> _Yang Dikerjakan_:
Lanjutkan bagian berikutnya dari tulisan tentang sikap pendamping pemberdayaan masyarakat di bawah ini, mulai setelah kalimat terakhir yang tertera.

> _Bacaan yang Diberikan_:
----

Pendamping Yang Terhormat



Pada sebuah pertemuan yang diselenggarakan oleh sebuah Perangkat Daerah (PD)  di Provinsi Lampung, ada pemandangan menarik dimana seorang Pendamping Pemberdayaan Masyarakat level Provinsi yang komplain kepada seorang kepala desa yang saat memberikan sambutan tidak menyebut pendamping. “Tadi dalam sambutan Bapak Kepala Desa saya tidak mendengar Pak Kades menyinggung  pendamping, kayaknya Desa ini sudah tidak butuh pendamping lagi”. Kata dia. 


Ucapan sang pendamping, sontak disambut  riuh oleh para hadirin yang hadir.  Dari kejauhan terlihat kepala desa yang dimaksud oleh sang pendamping mesam mesem ntah menyadari kekeliruannya ataukah bermaksud mengejek sang pendamping yang sudah berhasil dia buat tidak nyaman dengan gayanya. 


Pertanyaannya apakah memang harus seperti itu..? kehadiran pendamping harus di elu-elukan, disambut dengan karpet merah, dan disebut dalam setiap sambutan layaknya seorang bawahan yang sedang menjamu atasannya, atau layaknya Kepala Desa yang sedang memberi sambutan saat seorang Camat atau Bupati berkunjung ke desanya, dengan mengucapkan “Yang Terhormat”, dan banyak lagi potret pertemuan yang menampakkan adanya relasi kuasa antara yang berkuasa dengan yang sedang di kuasai.

Lalu apakah hal yang dilakukan sang pendamping sudah tepat ataukah ini bentuk peodal  semata dan ketidakmampuan sang pendamping dalam mengartikan tugas pokok dan fungsinya,,?  Untuk menilai  apa yang dilakukan oleh pendamping tersebut tepat atau kurang tepat, beberapa pointer hasil diskusi yang dilakukan oleh Staf Lapangan  Program Pembangunan Irigasi partisipatif yang terintegrasi Kabupaten Pesawaran beberapa waktu setelah kejadian di Provinsi tersebut agaknya dapat dijadikan Evaluasi dan Refleksi diantaranya yaitu: 


Pertama Santun/Berbudaya; Dalam melakukan kegiatannya sang pendamping harus selalu berpedoman pada budaya dan etika setempat, tidak memaksa dan tidak menunjukkan yang paling berkuasa dan bertindak seolah-olah dialah yang paling benar dan idenya yang paling cocok untuk dilaksanakan.  Jika tidak ini maka akan itu, dengan nada yang ditinggi-tinggikan agar memunculkan rasa takut di masyarakat dan mengesankan bahwa  sang pendamping berwibawa.

----

> _Bagian Data_:
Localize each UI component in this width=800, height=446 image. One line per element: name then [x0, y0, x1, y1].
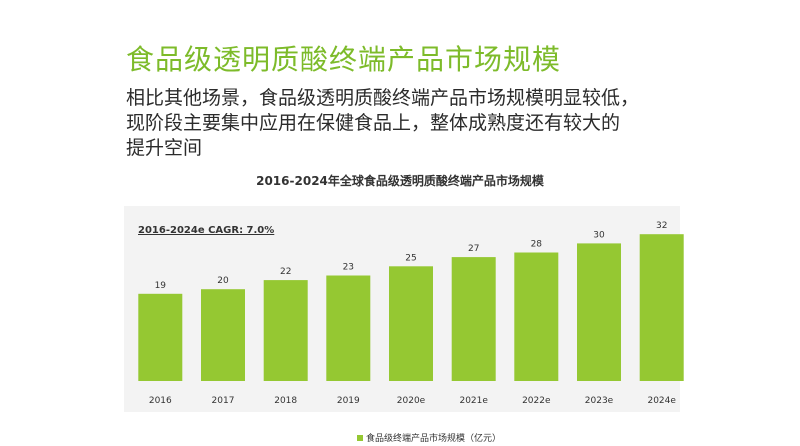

----

> _Jawaban Soal_:
Kedua Berstrategi; Dalam melakukan kerja-kerjanya pendamping harus berstrategi, tidak kaku, dan tidak selalu ingin instan, penuh senyum dan canda tawa yang intinya selalu menyenangkan masyarakat yang ia dampingi.


Ketiga Selalu Paham Posisi; Pendamping harus paham posisi bahwa kehadirannya di tengah masyarakat bukan sebagai pemimpin politik yang harus di elu-elukan, bukan sebagai atasan yang selalu harus dilayani, bukan sebagai ustad yang harus  selalu di cium tangannya.  Pendamping harus paham bahwa kehadirannya sebagai pendamping yang hanya mendampingi, kawan belajar, lawan diskusi, kawan berpikir dan menggandeng tangan masyarakat agar melalui jalan-jalan yang mudah dan tidak melanggar aturan, semua cara dibuat semudah mungkin dan semua kebijakan yang bersifat general diterjemahkan kedalam bahasa dan kondisi setempat.


Keempat Selalu Memetakan Siapa yang Ada di Depannya;  Seorang pendamping dalam melakukan tugas-tugasnya dilapangan dimanapun dia berada, harus selalu memetakan siapa yang ada di hadapannya, hal ini penting dilakukan agar pendamping tidak ofside dan selalu ngejalur sesuai dengan tupoksi yang seharusnya ia lakukan, pendamping ya melakukan pendampingan bukan untuk tebar pesona atau menjadi beban pemerintah desa dan atau masyarakat yang didampinginya dengan banyaknya gaya dan permintaan yang tidak masuk akal diluar koridor.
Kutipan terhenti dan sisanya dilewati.